** START OF Data supplied **
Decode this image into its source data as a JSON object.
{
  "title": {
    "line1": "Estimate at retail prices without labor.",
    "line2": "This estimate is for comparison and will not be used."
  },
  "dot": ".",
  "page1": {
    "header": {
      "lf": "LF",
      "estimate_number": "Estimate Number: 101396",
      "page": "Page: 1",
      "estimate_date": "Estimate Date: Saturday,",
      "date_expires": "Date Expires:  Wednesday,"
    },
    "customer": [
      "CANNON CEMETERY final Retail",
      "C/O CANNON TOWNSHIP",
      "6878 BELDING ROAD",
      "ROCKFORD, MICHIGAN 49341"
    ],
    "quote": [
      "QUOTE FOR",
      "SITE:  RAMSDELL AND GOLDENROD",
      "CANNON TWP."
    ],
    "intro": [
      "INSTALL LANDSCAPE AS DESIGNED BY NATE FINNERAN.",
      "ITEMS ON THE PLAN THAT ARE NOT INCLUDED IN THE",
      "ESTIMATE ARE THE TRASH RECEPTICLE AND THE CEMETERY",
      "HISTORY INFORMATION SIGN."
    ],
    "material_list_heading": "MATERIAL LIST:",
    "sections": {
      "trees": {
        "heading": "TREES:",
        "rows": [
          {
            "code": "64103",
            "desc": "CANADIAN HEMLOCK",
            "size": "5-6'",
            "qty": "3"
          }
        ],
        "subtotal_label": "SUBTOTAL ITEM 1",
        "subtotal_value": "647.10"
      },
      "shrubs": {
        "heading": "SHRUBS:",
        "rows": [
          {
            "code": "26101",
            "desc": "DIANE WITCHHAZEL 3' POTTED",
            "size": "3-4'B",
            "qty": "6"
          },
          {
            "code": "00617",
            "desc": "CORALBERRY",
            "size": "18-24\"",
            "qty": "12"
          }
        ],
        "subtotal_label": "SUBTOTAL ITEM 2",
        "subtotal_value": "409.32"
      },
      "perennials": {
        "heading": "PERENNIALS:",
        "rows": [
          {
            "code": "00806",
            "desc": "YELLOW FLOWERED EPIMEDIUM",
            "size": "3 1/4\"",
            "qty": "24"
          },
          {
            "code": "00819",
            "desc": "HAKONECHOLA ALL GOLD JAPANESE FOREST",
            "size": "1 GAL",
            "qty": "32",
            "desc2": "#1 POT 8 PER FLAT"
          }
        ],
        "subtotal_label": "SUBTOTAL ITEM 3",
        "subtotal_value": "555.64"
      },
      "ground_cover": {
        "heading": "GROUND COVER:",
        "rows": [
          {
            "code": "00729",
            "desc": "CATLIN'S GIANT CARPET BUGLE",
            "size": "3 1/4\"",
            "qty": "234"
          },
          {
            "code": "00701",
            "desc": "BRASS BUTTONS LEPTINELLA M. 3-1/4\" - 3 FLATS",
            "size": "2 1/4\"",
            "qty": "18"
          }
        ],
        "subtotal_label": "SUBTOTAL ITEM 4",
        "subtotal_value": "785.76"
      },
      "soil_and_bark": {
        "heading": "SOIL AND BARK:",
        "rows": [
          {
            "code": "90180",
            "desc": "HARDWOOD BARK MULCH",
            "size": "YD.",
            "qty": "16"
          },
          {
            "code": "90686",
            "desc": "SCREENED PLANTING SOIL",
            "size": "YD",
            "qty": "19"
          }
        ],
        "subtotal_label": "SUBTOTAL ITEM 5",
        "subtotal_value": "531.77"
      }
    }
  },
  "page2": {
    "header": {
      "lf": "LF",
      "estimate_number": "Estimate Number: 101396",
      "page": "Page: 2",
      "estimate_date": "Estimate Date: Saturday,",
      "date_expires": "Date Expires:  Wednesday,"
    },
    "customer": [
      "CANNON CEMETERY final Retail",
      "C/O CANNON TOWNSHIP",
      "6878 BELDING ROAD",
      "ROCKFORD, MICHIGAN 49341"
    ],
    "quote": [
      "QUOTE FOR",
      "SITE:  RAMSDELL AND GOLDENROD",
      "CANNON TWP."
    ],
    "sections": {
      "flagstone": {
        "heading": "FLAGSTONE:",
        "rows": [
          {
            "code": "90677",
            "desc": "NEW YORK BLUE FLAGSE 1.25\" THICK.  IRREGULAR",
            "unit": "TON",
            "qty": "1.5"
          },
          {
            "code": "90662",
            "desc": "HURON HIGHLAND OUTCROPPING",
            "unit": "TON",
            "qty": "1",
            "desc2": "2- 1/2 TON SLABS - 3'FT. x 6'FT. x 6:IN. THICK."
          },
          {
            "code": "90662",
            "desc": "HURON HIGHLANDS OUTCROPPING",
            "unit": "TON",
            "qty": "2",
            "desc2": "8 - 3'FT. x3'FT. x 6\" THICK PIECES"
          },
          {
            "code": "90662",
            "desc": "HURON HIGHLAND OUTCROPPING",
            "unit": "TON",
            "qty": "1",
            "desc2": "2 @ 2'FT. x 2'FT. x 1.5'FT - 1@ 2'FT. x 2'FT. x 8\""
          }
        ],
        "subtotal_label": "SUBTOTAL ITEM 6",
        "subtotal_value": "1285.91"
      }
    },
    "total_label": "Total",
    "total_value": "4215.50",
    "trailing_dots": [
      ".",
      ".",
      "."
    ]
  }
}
** END OF Data supplied **
## Goal:
Transcribe all of the lines in the records precisely.

## Answer for this exercise:
Decode this image into its source data as a JSON object.
{
  "title": {
    "line1": "Estimate at retail prices without labor.",
    "line2": "This estimate is for comparison and will not be used."
  },
  "dot": ".",
  "page1": {
    "header": {
      "lf": "LF",
      "estimate_number": "Estimate Number: 101396",
      "page": "Page: 1",
      "estimate_date": "Estimate Date: Saturday,",
      "date_expires": "Date Expires:  Wednesday,"
    },
    "customer": [
      "CANNON CEMETERY final Retail",
      "C/O CANNON TOWNSHIP",
      "6878 BELDING ROAD",
      "ROCKFORD, MICHIGAN 49341"
    ],
    "quote": [
      "QUOTE FOR",
      "SITE:  RAMSDELL AND GOLDENROD",
      "CANNON TWP."
    ],
    "intro": [
      "INSTALL LANDSCAPE AS DESIGNED BY NATE FINNERAN.",
      "ITEMS ON THE PLAN THAT ARE NOT INCLUDED IN THE",
      "ESTIMATE ARE THE TRASH RECEPTICLE AND THE CEMETERY",
      "HISTORY INFORMATION SIGN."
    ],
    "material_list_heading": "MATERIAL LIST:",
    "sections": {
      "trees": {
        "heading": "TREES:",
        "rows": [
          {
            "code": "64103",
            "desc": "CANADIAN HEMLOCK",
            "size": "5-6'",
            "qty": "3"
          }
        ],
        "subtotal_label": "SUBTOTAL ITEM 1",
        "subtotal_value": "647.10"
      },
      "shrubs": {
        "heading": "SHRUBS:",
        "rows": [
          {
            "code": "26101",
            "desc": "DIANE WITCHHAZEL 3' POTTED",
            "size": "3-4'B",
            "qty": "6"
          },
          {
            "code": "00617",
            "desc": "CORALBERRY",
            "size": "18-24\"",
            "qty": "12"
          }
        ],
        "subtotal_label": "SUBTOTAL ITEM 2",
        "subtotal_value": "409.32"
      },
      "perennials": {
        "heading": "PERENNIALS:",
        "rows": [
          {
            "code": "00806",
            "desc": "YELLOW FLOWERED EPIMEDIUM",
            "size": "3 1/4\"",
            "qty": "24"
          },
          {
            "code": "00819",
            "desc": "HAKONECHOLA ALL GOLD JAPANESE FOREST",
            "size": "1 GAL",
            "qty": "32",
            "desc2": "#1 POT 8 PER FLAT"
          }
        ],
        "subtotal_label": "SUBTOTAL ITEM 3",
        "subtotal_value": "555.64"
      },
      "ground_cover": {
        "heading": "GROUND COVER:",
        "rows": [
          {
            "code": "00729",
            "desc": "CATLIN'S GIANT CARPET BUGLE",
            "size": "3 1/4\"",
            "qty": "234"
          },
          {
            "code": "00701",
            "desc": "BRASS BUTTONS LEPTINELLA M. 3-1/4\" - 3 FLATS",
            "size": "2 1/4\"",
            "qty": "18"
          }
        ],
        "subtotal_label": "SUBTOTAL ITEM 4",
        "subtotal_value": "785.76"
      },
      "soil_and_bark": {
        "heading": "SOIL AND BARK:",
        "rows": [
          {
            "code": "90180",
            "desc": "HARDWOOD BARK MULCH",
            "size": "YD.",
            "qty": "16"
          },
          {
            "code": "90686",
            "desc": "SCREENED PLANTING SOIL",
            "size": "YD",
            "qty": "19"
          }
        ],
        "subtotal_label": "SUBTOTAL ITEM 5",
        "subtotal_value": "531.77"
      }
    }
  },
  "page2": {
    "header": {
      "lf": "LF",
      "estimate_number": "Estimate Number: 101396",
      "page": "Page: 2",
      "estimate_date": "Estimate Date: Saturday,",
      "date_expires": "Date Expires:  Wednesday,"
    },
    "customer": [
      "CANNON CEMETERY final Retail",
      "C/O CANNON TOWNSHIP",
      "6878 BELDING ROAD",
      "ROCKFORD, MICHIGAN 49341"
    ],
    "quote": [
      "QUOTE FOR",
      "SITE:  RAMSDELL AND GOLDENROD",
      "CANNON TWP."
    ],
    "sections": {
      "flagstone": {
        "heading": "FLAGSTONE:",
        "rows": [
          {
            "code": "90677",
            "desc": "NEW YORK BLUE FLAGSE 1.25\" THICK.  IRREGULAR",
            "unit": "TON",
            "qty": "1.5"
          },
          {
            "code": "90662",
            "desc": "HURON HIGHLAND OUTCROPPING",
            "unit": "TON",
            "qty": "1",
            "desc2": "2- 1/2 TON SLABS - 3'FT. x 6'FT. x 6:IN. THICK."
          },
          {
            "code": "90662",
            "desc": "HURON HIGHLANDS OUTCROPPING",
            "unit": "TON",
            "qty": "2",
            "desc2": "8 - 3'FT. x3'FT. x 6\" THICK PIECES"
          },
          {
            "code": "90662",
            "desc": "HURON HIGHLAND OUTCROPPING",
            "unit": "TON",
            "qty": "1",
            "desc2": "2 @ 2'FT. x 2'FT. x 1.5'FT - 1@ 2'FT. x 2'FT. x 8\""
          }
        ],
        "subtotal_label": "SUBTOTAL ITEM 6",
        "subtotal_value": "1285.91"
      }
    },
    "total_label": "Total",
    "total_value": "4215.50",
    "trailing_dots": [
      ".",
      ".",
      "."
    ]
  }
}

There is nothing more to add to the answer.